■ **Job**: Set each entry down verbatim, omitting images.
-- Start Exercise inputs --
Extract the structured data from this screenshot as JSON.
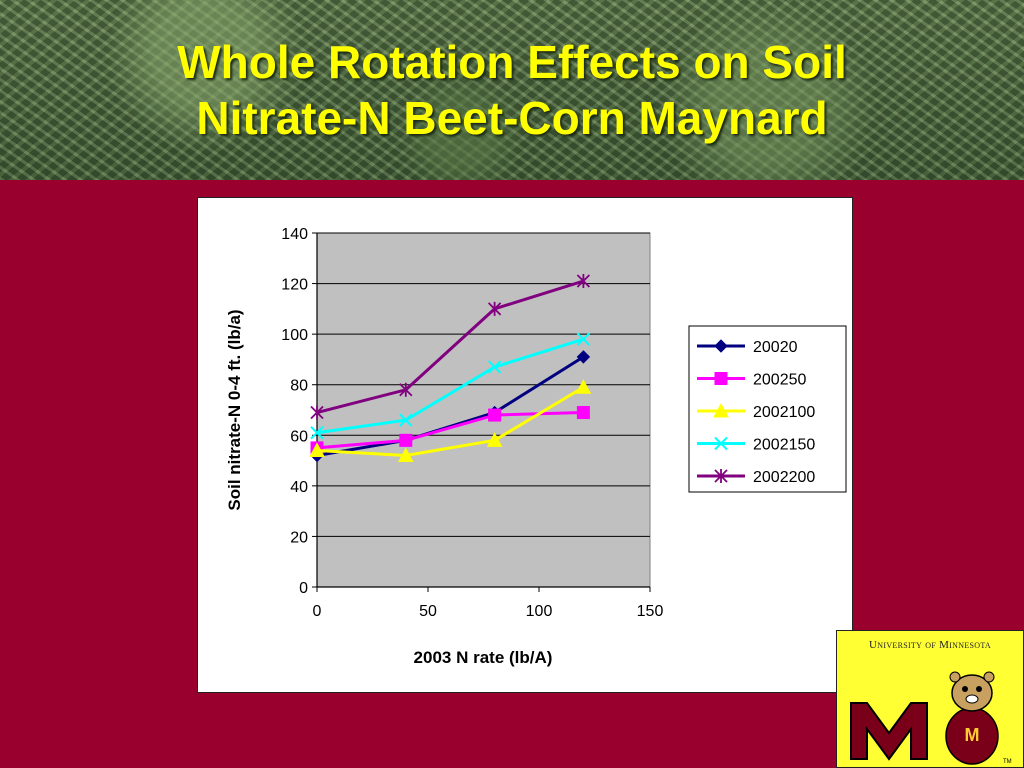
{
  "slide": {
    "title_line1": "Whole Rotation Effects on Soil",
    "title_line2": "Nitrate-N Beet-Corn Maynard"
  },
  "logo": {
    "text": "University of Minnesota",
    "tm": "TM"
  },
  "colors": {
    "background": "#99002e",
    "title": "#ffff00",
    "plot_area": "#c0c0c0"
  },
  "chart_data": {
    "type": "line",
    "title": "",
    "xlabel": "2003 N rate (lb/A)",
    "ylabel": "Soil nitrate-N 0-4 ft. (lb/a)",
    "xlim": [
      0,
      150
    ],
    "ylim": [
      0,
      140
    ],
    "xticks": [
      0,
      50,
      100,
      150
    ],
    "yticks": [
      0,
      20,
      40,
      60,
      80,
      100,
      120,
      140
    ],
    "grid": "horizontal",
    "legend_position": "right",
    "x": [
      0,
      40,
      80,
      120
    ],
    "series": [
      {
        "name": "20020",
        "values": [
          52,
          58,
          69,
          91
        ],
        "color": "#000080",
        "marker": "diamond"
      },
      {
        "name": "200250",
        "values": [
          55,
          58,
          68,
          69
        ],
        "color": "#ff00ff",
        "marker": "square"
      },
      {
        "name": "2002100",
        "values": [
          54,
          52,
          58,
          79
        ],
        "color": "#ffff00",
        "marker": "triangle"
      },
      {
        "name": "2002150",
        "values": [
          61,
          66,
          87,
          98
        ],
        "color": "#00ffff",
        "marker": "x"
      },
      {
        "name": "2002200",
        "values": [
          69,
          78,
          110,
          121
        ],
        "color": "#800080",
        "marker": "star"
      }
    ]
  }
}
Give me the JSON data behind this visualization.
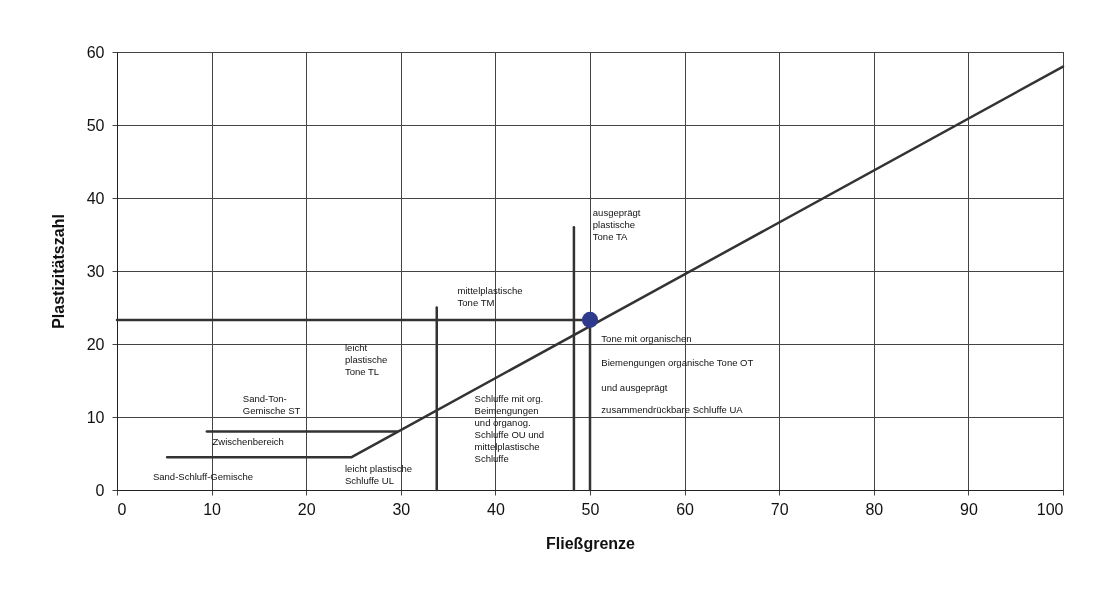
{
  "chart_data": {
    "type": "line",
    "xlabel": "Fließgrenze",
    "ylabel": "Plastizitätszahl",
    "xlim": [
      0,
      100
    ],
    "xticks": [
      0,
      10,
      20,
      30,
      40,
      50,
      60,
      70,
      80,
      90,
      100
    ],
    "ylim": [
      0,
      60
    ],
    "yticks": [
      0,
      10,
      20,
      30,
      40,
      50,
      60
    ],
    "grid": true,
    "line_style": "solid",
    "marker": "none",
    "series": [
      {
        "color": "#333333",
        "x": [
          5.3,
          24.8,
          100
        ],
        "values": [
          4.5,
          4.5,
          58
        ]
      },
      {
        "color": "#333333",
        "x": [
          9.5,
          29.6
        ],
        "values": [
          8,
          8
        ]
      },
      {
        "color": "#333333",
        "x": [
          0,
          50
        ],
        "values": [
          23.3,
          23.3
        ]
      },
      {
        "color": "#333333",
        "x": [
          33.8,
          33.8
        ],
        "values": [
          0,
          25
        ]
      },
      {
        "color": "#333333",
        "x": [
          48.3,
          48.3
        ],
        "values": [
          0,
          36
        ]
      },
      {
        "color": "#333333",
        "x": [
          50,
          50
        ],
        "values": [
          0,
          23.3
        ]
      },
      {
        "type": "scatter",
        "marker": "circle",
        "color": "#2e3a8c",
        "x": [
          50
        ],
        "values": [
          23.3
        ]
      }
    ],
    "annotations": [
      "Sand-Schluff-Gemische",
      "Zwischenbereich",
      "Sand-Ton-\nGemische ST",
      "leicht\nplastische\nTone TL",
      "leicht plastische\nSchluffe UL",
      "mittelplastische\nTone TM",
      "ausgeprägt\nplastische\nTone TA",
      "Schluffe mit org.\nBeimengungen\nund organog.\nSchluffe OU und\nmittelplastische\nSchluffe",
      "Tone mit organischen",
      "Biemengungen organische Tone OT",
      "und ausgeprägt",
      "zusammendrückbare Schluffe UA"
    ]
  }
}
-- End Exercise inputs --
■ **Reply**:
Extract the structured data from this screenshot as JSON.
{
  "slide": {
    "title_line1": "Whole Rotation Effects on Soil",
    "title_line2": "Nitrate-N Beet-Corn Maynard"
  },
  "logo": {
    "text": "University of Minnesota",
    "tm": "TM"
  },
  "colors": {
    "background": "#99002e",
    "title": "#ffff00",
    "plot_area": "#c0c0c0"
  },
  "chart_data": {
    "type": "line",
    "title": "",
    "xlabel": "2003 N rate (lb/A)",
    "ylabel": "Soil nitrate-N 0-4 ft. (lb/a)",
    "xlim": [
      0,
      150
    ],
    "ylim": [
      0,
      140
    ],
    "xticks": [
      0,
      50,
      100,
      150
    ],
    "yticks": [
      0,
      20,
      40,
      60,
      80,
      100,
      120,
      140
    ],
    "grid": "horizontal",
    "legend_position": "right",
    "x": [
      0,
      40,
      80,
      120
    ],
    "series": [
      {
        "name": "20020",
        "values": [
          52,
          58,
          69,
          91
        ],
        "color": "#000080",
        "marker": "diamond"
      },
      {
        "name": "200250",
        "values": [
          55,
          58,
          68,
          69
        ],
        "color": "#ff00ff",
        "marker": "square"
      },
      {
        "name": "2002100",
        "values": [
          54,
          52,
          58,
          79
        ],
        "color": "#ffff00",
        "marker": "triangle"
      },
      {
        "name": "2002150",
        "values": [
          61,
          66,
          87,
          98
        ],
        "color": "#00ffff",
        "marker": "x"
      },
      {
        "name": "2002200",
        "values": [
          69,
          78,
          110,
          121
        ],
        "color": "#800080",
        "marker": "star"
      }
    ]
  }
}
Give me the JSON data behind this visualization.
{
  "chart_data": {
    "type": "line",
    "xlabel": "Fließgrenze",
    "ylabel": "Plastizitätszahl",
    "xlim": [
      0,
      100
    ],
    "xticks": [
      0,
      10,
      20,
      30,
      40,
      50,
      60,
      70,
      80,
      90,
      100
    ],
    "ylim": [
      0,
      60
    ],
    "yticks": [
      0,
      10,
      20,
      30,
      40,
      50,
      60
    ],
    "grid": true,
    "line_style": "solid",
    "marker": "none",
    "series": [
      {
        "color": "#333333",
        "x": [
          5.3,
          24.8,
          100
        ],
        "values": [
          4.5,
          4.5,
          58
        ]
      },
      {
        "color": "#333333",
        "x": [
          9.5,
          29.6
        ],
        "values": [
          8,
          8
        ]
      },
      {
        "color": "#333333",
        "x": [
          0,
          50
        ],
        "values": [
          23.3,
          23.3
        ]
      },
      {
        "color": "#333333",
        "x": [
          33.8,
          33.8
        ],
        "values": [
          0,
          25
        ]
      },
      {
        "color": "#333333",
        "x": [
          48.3,
          48.3
        ],
        "values": [
          0,
          36
        ]
      },
      {
        "color": "#333333",
        "x": [
          50,
          50
        ],
        "values": [
          0,
          23.3
        ]
      },
      {
        "type": "scatter",
        "marker": "circle",
        "color": "#2e3a8c",
        "x": [
          50
        ],
        "values": [
          23.3
        ]
      }
    ],
    "annotations": [
      "Sand-Schluff-Gemische",
      "Zwischenbereich",
      "Sand-Ton-\nGemische ST",
      "leicht\nplastische\nTone TL",
      "leicht plastische\nSchluffe UL",
      "mittelplastische\nTone TM",
      "ausgeprägt\nplastische\nTone TA",
      "Schluffe mit org.\nBeimengungen\nund organog.\nSchluffe OU und\nmittelplastische\nSchluffe",
      "Tone mit organischen",
      "Biemengungen organische Tone OT",
      "und ausgeprägt",
      "zusammendrückbare Schluffe UA"
    ]
  }
}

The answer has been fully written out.